Locate and copy all lines bearing the word "Nhạn".

[BEGIN Records to use]

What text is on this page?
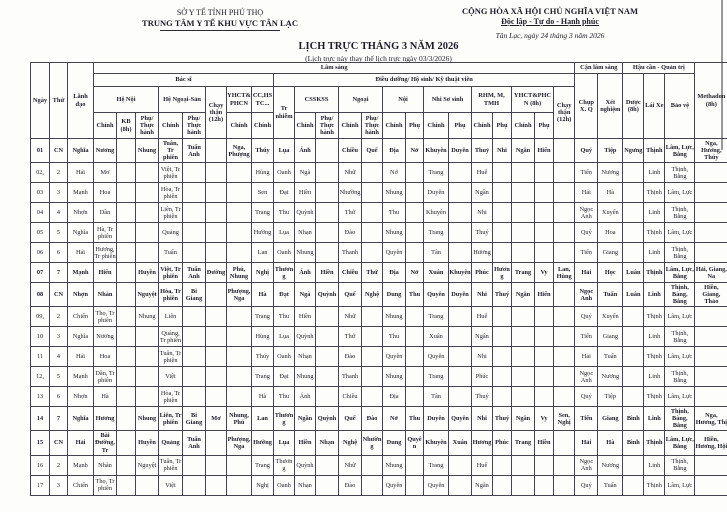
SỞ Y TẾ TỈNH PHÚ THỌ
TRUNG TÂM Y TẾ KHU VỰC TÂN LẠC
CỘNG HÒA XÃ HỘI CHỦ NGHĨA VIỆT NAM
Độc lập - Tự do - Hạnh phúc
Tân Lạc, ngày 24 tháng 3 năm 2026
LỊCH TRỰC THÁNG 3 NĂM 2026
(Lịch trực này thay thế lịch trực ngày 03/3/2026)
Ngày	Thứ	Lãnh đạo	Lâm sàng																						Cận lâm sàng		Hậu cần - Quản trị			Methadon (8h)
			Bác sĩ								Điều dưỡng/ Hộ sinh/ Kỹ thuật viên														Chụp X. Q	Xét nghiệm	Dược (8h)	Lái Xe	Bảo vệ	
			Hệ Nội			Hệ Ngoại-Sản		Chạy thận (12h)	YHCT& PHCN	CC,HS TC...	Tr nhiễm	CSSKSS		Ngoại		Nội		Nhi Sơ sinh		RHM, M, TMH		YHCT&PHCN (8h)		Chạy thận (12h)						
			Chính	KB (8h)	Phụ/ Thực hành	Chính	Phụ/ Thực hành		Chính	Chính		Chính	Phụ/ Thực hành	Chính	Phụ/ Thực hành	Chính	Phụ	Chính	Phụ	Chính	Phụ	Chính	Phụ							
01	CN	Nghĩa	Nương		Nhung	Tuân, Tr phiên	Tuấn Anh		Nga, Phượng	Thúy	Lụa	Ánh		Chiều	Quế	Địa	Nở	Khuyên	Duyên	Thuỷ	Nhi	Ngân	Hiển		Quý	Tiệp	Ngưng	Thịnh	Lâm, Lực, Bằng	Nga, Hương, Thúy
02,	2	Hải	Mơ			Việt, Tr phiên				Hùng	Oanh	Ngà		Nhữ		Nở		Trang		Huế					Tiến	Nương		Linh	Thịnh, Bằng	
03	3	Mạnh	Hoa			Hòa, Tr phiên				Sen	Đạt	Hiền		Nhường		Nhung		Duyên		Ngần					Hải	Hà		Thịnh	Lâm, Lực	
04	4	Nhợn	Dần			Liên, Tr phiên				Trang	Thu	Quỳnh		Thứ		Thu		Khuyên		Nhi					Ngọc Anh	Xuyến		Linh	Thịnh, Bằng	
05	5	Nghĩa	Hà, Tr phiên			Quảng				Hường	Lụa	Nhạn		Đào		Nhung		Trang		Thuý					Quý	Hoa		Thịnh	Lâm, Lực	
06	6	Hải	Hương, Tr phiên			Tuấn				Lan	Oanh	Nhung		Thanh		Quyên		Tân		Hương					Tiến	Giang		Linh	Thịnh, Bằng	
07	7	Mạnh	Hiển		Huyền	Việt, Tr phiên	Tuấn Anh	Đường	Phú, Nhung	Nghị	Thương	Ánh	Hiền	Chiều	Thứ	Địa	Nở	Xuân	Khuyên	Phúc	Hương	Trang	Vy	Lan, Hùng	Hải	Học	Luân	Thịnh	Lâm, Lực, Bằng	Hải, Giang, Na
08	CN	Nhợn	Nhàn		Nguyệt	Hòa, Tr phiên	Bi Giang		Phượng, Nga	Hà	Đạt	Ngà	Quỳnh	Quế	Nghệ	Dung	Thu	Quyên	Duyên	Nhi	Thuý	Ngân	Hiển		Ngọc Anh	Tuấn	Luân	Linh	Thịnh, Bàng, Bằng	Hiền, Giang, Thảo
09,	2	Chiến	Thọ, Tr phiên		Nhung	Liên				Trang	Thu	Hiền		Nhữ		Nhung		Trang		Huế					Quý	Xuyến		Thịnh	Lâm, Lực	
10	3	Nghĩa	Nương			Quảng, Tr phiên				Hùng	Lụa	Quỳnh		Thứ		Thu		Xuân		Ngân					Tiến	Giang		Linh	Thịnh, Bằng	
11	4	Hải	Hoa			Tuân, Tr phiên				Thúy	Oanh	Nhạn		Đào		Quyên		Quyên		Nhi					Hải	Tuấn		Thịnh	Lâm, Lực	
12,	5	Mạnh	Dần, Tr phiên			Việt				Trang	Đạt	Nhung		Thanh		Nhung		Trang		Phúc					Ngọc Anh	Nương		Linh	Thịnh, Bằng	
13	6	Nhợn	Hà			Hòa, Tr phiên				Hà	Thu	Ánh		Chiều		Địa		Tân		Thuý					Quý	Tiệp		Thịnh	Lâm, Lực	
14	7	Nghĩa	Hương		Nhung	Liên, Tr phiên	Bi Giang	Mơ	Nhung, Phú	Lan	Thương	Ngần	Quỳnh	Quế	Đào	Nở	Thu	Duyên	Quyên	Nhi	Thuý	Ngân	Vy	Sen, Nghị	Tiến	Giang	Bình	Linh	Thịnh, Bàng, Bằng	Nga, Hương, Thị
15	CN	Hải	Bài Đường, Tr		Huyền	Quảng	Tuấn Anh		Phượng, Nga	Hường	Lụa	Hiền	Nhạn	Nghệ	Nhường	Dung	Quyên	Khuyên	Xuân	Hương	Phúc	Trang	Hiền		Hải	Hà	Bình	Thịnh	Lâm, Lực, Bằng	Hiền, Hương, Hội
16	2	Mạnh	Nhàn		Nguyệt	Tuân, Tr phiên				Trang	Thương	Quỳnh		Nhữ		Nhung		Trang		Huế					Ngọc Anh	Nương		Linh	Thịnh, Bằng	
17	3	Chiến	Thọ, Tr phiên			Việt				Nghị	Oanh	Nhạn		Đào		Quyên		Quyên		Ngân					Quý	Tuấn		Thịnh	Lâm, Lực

[END Records to use]
[BEGIN Records to use]

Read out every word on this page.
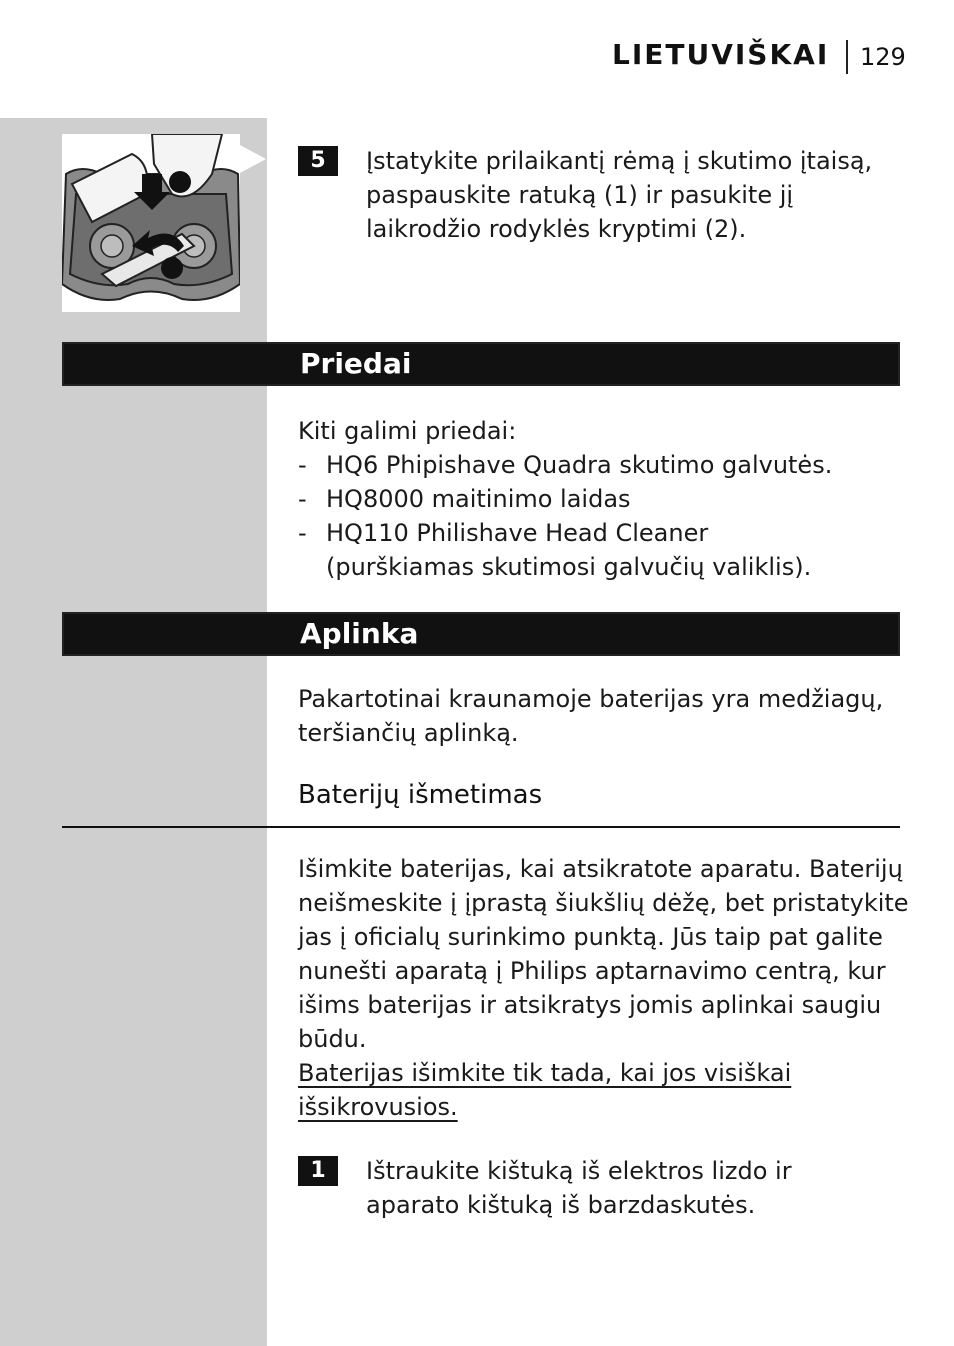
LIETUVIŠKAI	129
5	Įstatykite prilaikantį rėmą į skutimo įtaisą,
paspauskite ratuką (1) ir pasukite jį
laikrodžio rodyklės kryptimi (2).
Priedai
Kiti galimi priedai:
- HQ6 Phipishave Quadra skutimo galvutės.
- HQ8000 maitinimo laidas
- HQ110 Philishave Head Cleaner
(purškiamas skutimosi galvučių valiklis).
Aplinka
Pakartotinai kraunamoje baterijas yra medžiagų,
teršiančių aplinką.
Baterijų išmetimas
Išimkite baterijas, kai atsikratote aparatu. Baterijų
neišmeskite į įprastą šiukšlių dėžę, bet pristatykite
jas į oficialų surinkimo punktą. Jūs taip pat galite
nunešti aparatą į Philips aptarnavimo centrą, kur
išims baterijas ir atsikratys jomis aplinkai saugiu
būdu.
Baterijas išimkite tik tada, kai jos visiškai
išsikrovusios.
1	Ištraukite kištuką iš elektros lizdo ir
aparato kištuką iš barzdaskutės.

[END Records to use]
[BEGIN Records to use]

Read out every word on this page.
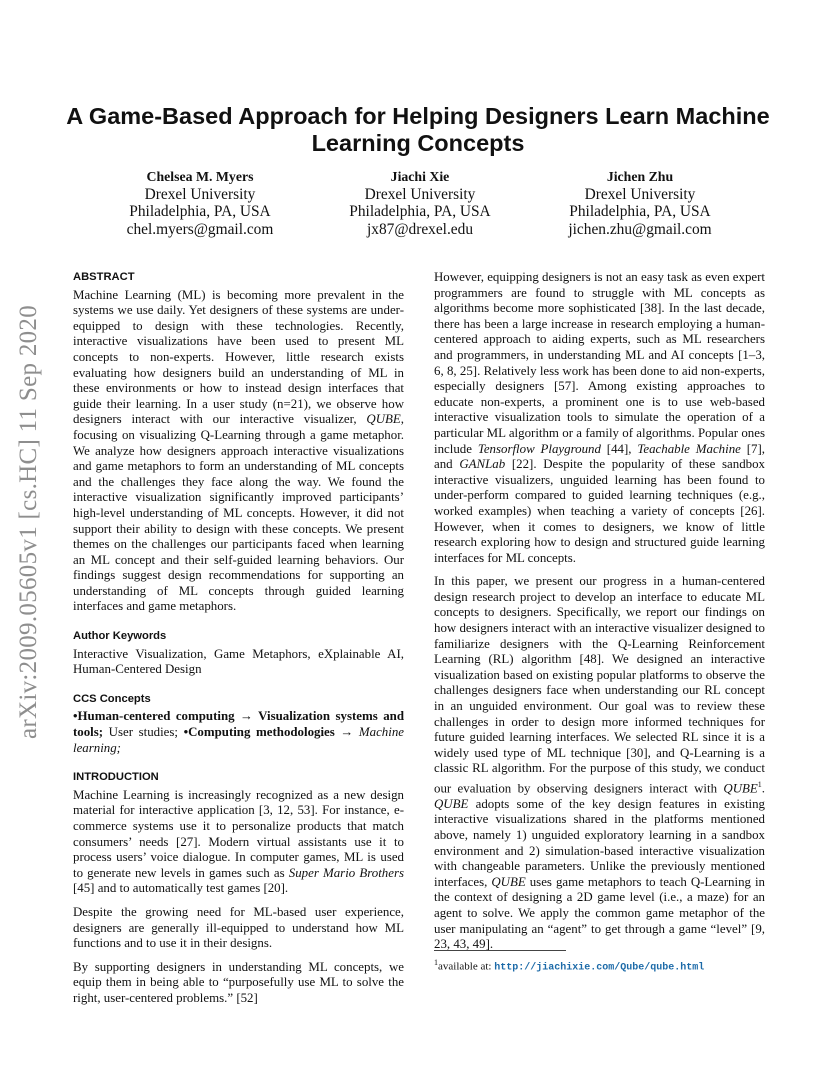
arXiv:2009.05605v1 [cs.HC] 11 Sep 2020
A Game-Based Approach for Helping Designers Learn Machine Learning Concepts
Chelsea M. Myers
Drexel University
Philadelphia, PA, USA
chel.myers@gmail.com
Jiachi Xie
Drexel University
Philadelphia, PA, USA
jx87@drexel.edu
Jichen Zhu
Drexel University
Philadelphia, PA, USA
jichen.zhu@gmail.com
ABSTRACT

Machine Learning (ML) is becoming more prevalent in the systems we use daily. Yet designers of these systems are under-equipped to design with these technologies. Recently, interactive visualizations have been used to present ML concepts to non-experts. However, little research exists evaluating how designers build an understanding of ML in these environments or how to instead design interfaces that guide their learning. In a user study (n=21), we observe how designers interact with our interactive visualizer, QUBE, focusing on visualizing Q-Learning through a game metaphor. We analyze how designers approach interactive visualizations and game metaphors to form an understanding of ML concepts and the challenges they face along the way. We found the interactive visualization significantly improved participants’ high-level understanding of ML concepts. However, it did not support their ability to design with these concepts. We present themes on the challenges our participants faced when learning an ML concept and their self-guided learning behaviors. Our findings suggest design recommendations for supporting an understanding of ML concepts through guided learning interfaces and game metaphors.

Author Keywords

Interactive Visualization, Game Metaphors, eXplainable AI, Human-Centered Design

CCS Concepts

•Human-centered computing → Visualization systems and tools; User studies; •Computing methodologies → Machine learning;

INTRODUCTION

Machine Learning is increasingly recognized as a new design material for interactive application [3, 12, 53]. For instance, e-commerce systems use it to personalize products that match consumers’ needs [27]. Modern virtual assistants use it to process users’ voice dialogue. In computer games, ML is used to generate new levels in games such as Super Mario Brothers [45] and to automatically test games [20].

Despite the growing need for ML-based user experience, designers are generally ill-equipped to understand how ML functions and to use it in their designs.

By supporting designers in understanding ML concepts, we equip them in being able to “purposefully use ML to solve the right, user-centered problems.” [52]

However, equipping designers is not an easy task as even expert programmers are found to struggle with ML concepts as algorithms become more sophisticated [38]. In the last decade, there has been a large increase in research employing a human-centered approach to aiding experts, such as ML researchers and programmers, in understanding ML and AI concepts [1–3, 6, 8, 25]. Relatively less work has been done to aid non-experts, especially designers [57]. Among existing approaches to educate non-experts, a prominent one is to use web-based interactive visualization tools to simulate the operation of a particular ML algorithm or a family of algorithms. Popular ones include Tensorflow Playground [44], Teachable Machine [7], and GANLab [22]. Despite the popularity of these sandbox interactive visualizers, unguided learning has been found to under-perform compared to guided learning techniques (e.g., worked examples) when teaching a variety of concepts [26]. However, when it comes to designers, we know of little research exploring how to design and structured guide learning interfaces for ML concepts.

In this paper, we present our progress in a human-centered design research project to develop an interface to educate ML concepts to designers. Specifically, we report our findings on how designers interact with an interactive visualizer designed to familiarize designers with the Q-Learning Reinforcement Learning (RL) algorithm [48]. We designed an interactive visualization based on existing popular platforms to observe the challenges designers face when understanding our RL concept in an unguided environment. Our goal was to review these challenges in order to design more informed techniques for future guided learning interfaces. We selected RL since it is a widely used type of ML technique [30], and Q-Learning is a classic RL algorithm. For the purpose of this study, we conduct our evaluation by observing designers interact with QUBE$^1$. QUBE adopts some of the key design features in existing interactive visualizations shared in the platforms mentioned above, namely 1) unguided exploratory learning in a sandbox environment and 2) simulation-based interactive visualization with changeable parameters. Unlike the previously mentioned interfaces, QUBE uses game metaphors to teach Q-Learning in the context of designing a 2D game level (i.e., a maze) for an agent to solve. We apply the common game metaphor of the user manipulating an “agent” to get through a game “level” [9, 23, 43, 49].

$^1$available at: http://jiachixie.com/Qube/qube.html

[END Records to use]

Exercise output>
05	5	Nghĩa	Hà, Tr phiên			Quảng				Hường	Lụa	Nhạn		Đào		Nhung		Trang		Thuý					Quý	Hoa		Thịnh	Lâm, Lực	
11	4	Hải	Hoa			Tuân, Tr phiên				Thúy	Oanh	Nhạn		Đào		Quyên		Quyên		Nhi					Hải	Tuấn		Thịnh	Lâm, Lực	
15	CN	Hải	Bài Đường, Tr		Huyền	Quảng	Tuấn Anh		Phượng, Nga	Hường	Lụa	Hiền	Nhạn	Nghệ	Nhường	Dung	Quyên	Khuyên	Xuân	Hương	Phúc	Trang	Hiền		Hải	Hà	Bình	Thịnh	Lâm, Lực, Bằng	Hiền, Hương, Hội
17	3	Chiến	Thọ, Tr phiên			Việt				Nghị	Oanh	Nhạn		Đào		Quyên		Quyên		Ngân					Quý	Tuấn		Thịnh	Lâm, Lực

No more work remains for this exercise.